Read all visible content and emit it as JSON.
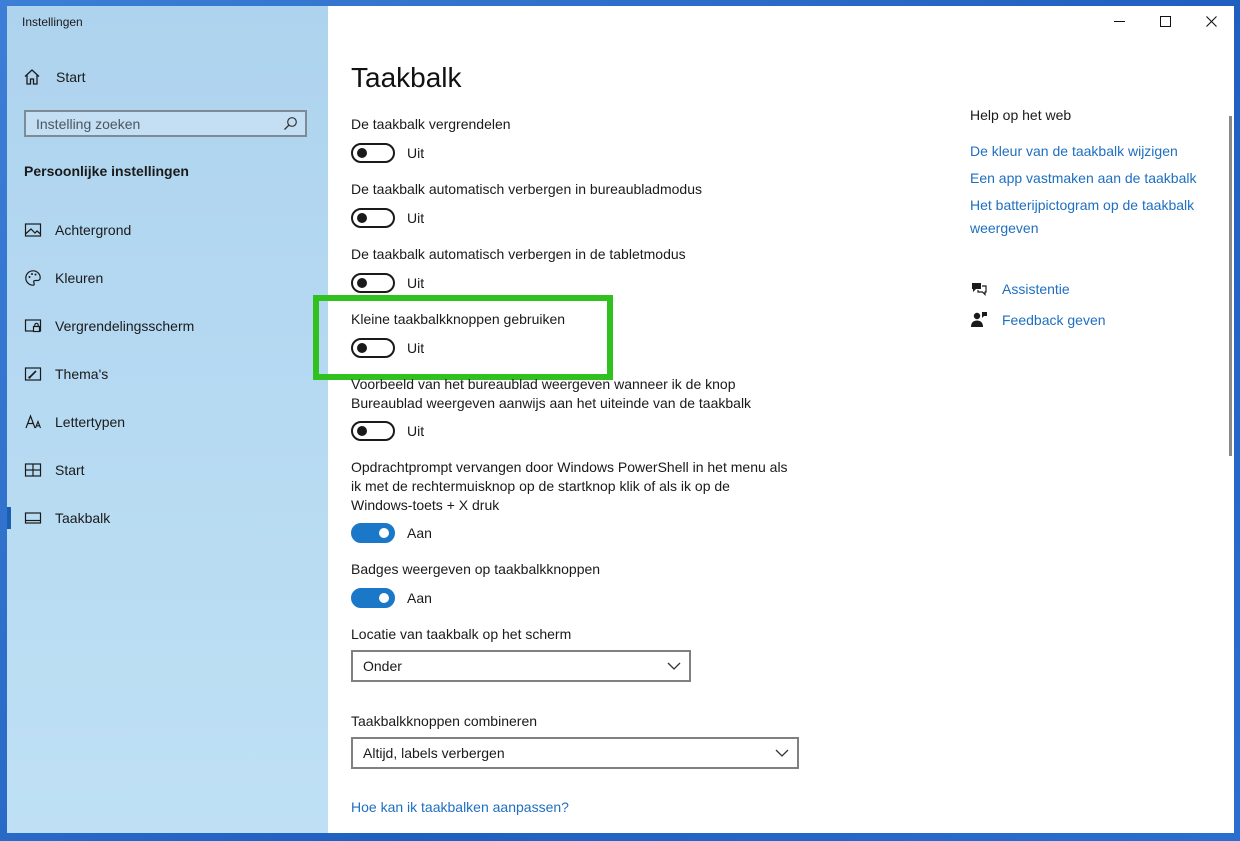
{
  "app": {
    "title": "Instellingen"
  },
  "sidebar": {
    "home_label": "Start",
    "search": {
      "placeholder": "Instelling zoeken"
    },
    "section_title": "Persoonlijke instellingen",
    "items": [
      {
        "label": "Achtergrond",
        "icon": "image-icon"
      },
      {
        "label": "Kleuren",
        "icon": "palette-icon"
      },
      {
        "label": "Vergrendelingsscherm",
        "icon": "lock-screen-icon"
      },
      {
        "label": "Thema's",
        "icon": "brush-icon"
      },
      {
        "label": "Lettertypen",
        "icon": "font-icon"
      },
      {
        "label": "Start",
        "icon": "start-tiles-icon"
      },
      {
        "label": "Taakbalk",
        "icon": "taskbar-icon",
        "active": true
      }
    ]
  },
  "main": {
    "title": "Taakbalk",
    "settings": [
      {
        "label": "De taakbalk vergrendelen",
        "state": "Uit",
        "on": false
      },
      {
        "label": "De taakbalk automatisch verbergen in bureaubladmodus",
        "state": "Uit",
        "on": false
      },
      {
        "label": "De taakbalk automatisch verbergen in de tabletmodus",
        "state": "Uit",
        "on": false
      },
      {
        "label": "Kleine taakbalkknoppen gebruiken",
        "state": "Uit",
        "on": false
      },
      {
        "label_lines": [
          "Voorbeeld van het bureaublad weergeven wanneer ik de knop",
          "Bureaublad weergeven aanwijs aan het uiteinde van de taakbalk"
        ],
        "state": "Uit",
        "on": false
      },
      {
        "label_lines": [
          "Opdrachtprompt vervangen door Windows PowerShell in het menu als",
          "ik met de rechtermuisknop op de startknop klik of als ik op de",
          "Windows-toets + X druk"
        ],
        "state": "Aan",
        "on": true
      },
      {
        "label": "Badges weergeven op taakbalkknoppen",
        "state": "Aan",
        "on": true
      }
    ],
    "location": {
      "label": "Locatie van taakbalk op het scherm",
      "value": "Onder"
    },
    "combine": {
      "label": "Taakbalkknoppen combineren",
      "value": "Altijd, labels verbergen"
    },
    "bottom_link": "Hoe kan ik taakbalken aanpassen?"
  },
  "help": {
    "title": "Help op het web",
    "links": [
      "De kleur van de taakbalk wijzigen",
      "Een app vastmaken aan de taakbalk",
      [
        "Het batterijpictogram op de taakbalk",
        "weergeven"
      ]
    ],
    "assist_label": "Assistentie",
    "feedback_label": "Feedback geven"
  },
  "colors": {
    "accent": "#1b78c8",
    "highlight": "#31c11e",
    "link": "#1e6fc0"
  }
}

+ + + +

:: Short exercise ::
In your copy of the listing above, reproduce each line exactly and omit all pictures.

:: Problem solution ::
Read all visible content and emit it as JSON.
{
  "app": {
    "title": "Instellingen"
  },
  "sidebar": {
    "home_label": "Start",
    "search": {
      "placeholder": "Instelling zoeken"
    },
    "section_title": "Persoonlijke instellingen",
    "items": [
      {
        "label": "Achtergrond",
        "icon": "image-icon"
      },
      {
        "label": "Kleuren",
        "icon": "palette-icon"
      },
      {
        "label": "Vergrendelingsscherm",
        "icon": "lock-screen-icon"
      },
      {
        "label": "Thema's",
        "icon": "brush-icon"
      },
      {
        "label": "Lettertypen",
        "icon": "font-icon"
      },
      {
        "label": "Start",
        "icon": "start-tiles-icon"
      },
      {
        "label": "Taakbalk",
        "icon": "taskbar-icon",
        "active": true
      }
    ]
  },
  "main": {
    "title": "Taakbalk",
    "settings": [
      {
        "label": "De taakbalk vergrendelen",
        "state": "Uit",
        "on": false
      },
      {
        "label": "De taakbalk automatisch verbergen in bureaubladmodus",
        "state": "Uit",
        "on": false
      },
      {
        "label": "De taakbalk automatisch verbergen in de tabletmodus",
        "state": "Uit",
        "on": false
      },
      {
        "label": "Kleine taakbalkknoppen gebruiken",
        "state": "Uit",
        "on": false
      },
      {
        "label_lines": [
          "Voorbeeld van het bureaublad weergeven wanneer ik de knop",
          "Bureaublad weergeven aanwijs aan het uiteinde van de taakbalk"
        ],
        "state": "Uit",
        "on": false
      },
      {
        "label_lines": [
          "Opdrachtprompt vervangen door Windows PowerShell in het menu als",
          "ik met de rechtermuisknop op de startknop klik of als ik op de",
          "Windows-toets + X druk"
        ],
        "state": "Aan",
        "on": true
      },
      {
        "label": "Badges weergeven op taakbalkknoppen",
        "state": "Aan",
        "on": true
      }
    ],
    "location": {
      "label": "Locatie van taakbalk op het scherm",
      "value": "Onder"
    },
    "combine": {
      "label": "Taakbalkknoppen combineren",
      "value": "Altijd, labels verbergen"
    },
    "bottom_link": "Hoe kan ik taakbalken aanpassen?"
  },
  "help": {
    "title": "Help op het web",
    "links": [
      "De kleur van de taakbalk wijzigen",
      "Een app vastmaken aan de taakbalk",
      [
        "Het batterijpictogram op de taakbalk",
        "weergeven"
      ]
    ],
    "assist_label": "Assistentie",
    "feedback_label": "Feedback geven"
  },
  "colors": {
    "accent": "#1b78c8",
    "highlight": "#31c11e",
    "link": "#1e6fc0"
  }
}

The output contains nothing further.